Chart and figure data
start

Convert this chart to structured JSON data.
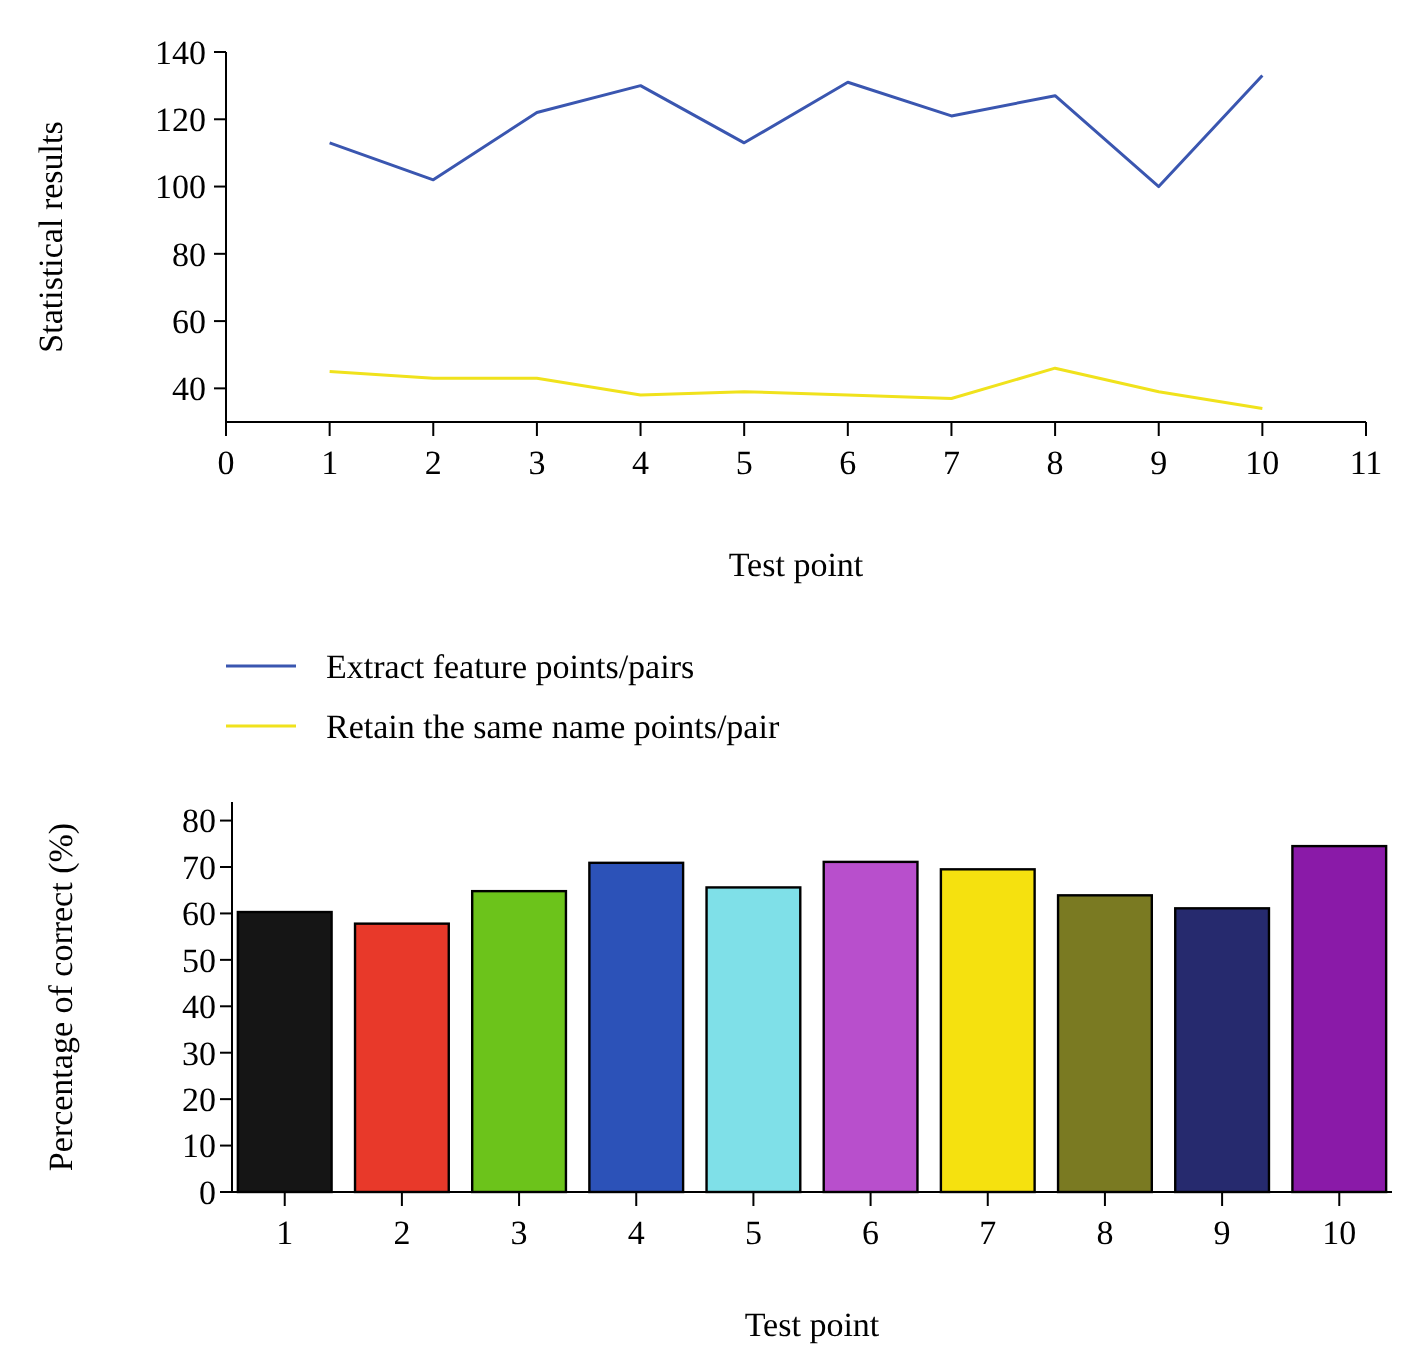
{
  "chart_data": [
    {
      "type": "line",
      "xlabel": "Test point",
      "ylabel": "Statistical results",
      "x": [
        1,
        2,
        3,
        4,
        5,
        6,
        7,
        8,
        9,
        10
      ],
      "series": [
        {
          "name": "Extract feature points/pairs",
          "color": "#3a56b0",
          "values": [
            113,
            102,
            122,
            130,
            113,
            131,
            121,
            127,
            100,
            133
          ]
        },
        {
          "name": "Retain the same name points/pair",
          "color": "#f0e21c",
          "values": [
            45,
            43,
            43,
            38,
            39,
            38,
            37,
            46,
            39,
            34
          ]
        }
      ],
      "xlim": [
        0,
        11
      ],
      "xticks": [
        0,
        1,
        2,
        3,
        4,
        5,
        6,
        7,
        8,
        9,
        10,
        11
      ],
      "ylim": [
        30,
        140
      ],
      "yticks": [
        40,
        60,
        80,
        100,
        120,
        140
      ],
      "legend": "bottom",
      "grid": false
    },
    {
      "type": "bar",
      "xlabel": "Test point",
      "ylabel": "Percentage of correct (%)",
      "categories": [
        "1",
        "2",
        "3",
        "4",
        "5",
        "6",
        "7",
        "8",
        "9",
        "10"
      ],
      "values": [
        60.3,
        57.8,
        64.8,
        70.9,
        65.6,
        71.1,
        69.5,
        63.9,
        61.1,
        74.5
      ],
      "colors": [
        "#151515",
        "#e8392a",
        "#6cc31b",
        "#2c52b8",
        "#7fe0e8",
        "#b84fcc",
        "#f5e10f",
        "#7a7a22",
        "#262a6e",
        "#8a1aa8"
      ],
      "ylim": [
        0,
        84
      ],
      "yticks": [
        0,
        10,
        20,
        30,
        40,
        50,
        60,
        70,
        80
      ],
      "grid": false
    }
  ]
}
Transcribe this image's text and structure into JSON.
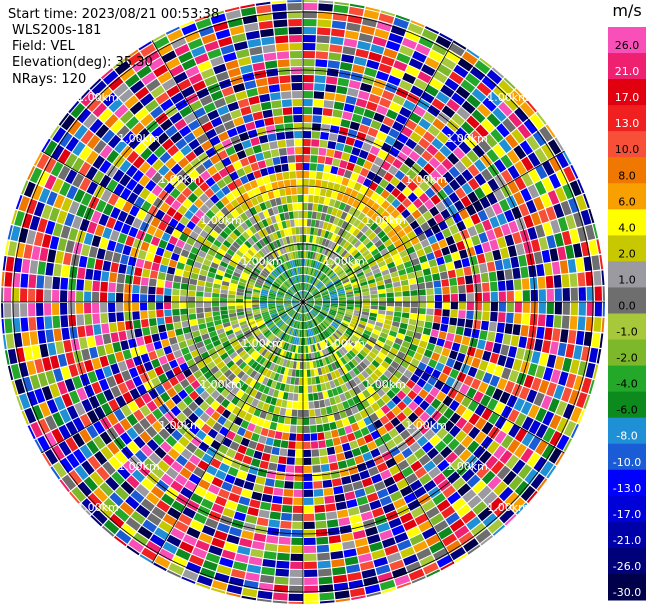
{
  "header": {
    "start_time": "Start time: 2023/08/21 00:53:38",
    "instrument": "WLS200s-181",
    "field": "Field: VEL",
    "elevation": "Elevation(deg): 35.30",
    "nrays": "NRays: 120"
  },
  "chart_data": {
    "type": "heatmap",
    "projection": "polar (PPI)",
    "title": "",
    "field": "VEL",
    "elevation_deg": 35.3,
    "nrays": 120,
    "range_rings_km": [
      1.0,
      2.0,
      3.0
    ],
    "range_ring_label_text": "1.00km",
    "radial_lines_deg": [
      0,
      30,
      60,
      90,
      120,
      150,
      180,
      210,
      240,
      270,
      300,
      330
    ],
    "colorbar": {
      "unit": "m/s",
      "bounds": [
        -30.0,
        -26.0,
        -21.0,
        -17.0,
        -13.0,
        -10.0,
        -8.0,
        -6.0,
        -4.0,
        -2.0,
        -1.0,
        0.0,
        1.0,
        2.0,
        4.0,
        6.0,
        8.0,
        10.0,
        13.0,
        17.0,
        21.0,
        26.0
      ],
      "tick_labels": [
        "-30.0",
        "-26.0",
        "-21.0",
        "-17.0",
        "-13.0",
        "-10.0",
        "-8.0",
        "-6.0",
        "-4.0",
        "-2.0",
        "-1.0",
        "0.0",
        "1.0",
        "2.0",
        "4.0",
        "6.0",
        "8.0",
        "10.0",
        "13.0",
        "17.0",
        "21.0",
        "26.0"
      ],
      "colors": [
        "#00004a",
        "#000078",
        "#0000a8",
        "#0000d8",
        "#0000ff",
        "#1a5bd6",
        "#1f8fd6",
        "#0c8a1e",
        "#23a82a",
        "#7db82a",
        "#a6c83a",
        "#6e6e6e",
        "#9a9aa0",
        "#c8c800",
        "#ffff00",
        "#f8a000",
        "#f07800",
        "#f85038",
        "#f02020",
        "#e00010",
        "#f02070",
        "#f850b8"
      ]
    },
    "field_summary": {
      "inner_rings": "mostly -4 to 2 m/s (greens, grays, yellows)",
      "outer_rings": "noise across all velocity bins"
    }
  }
}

end

» **Given instruction**: Collect each line above holding the string "name".

» **Correct output**:
          "name": "Extract feature points/pairs",
          "name": "Retain the same name points/pair",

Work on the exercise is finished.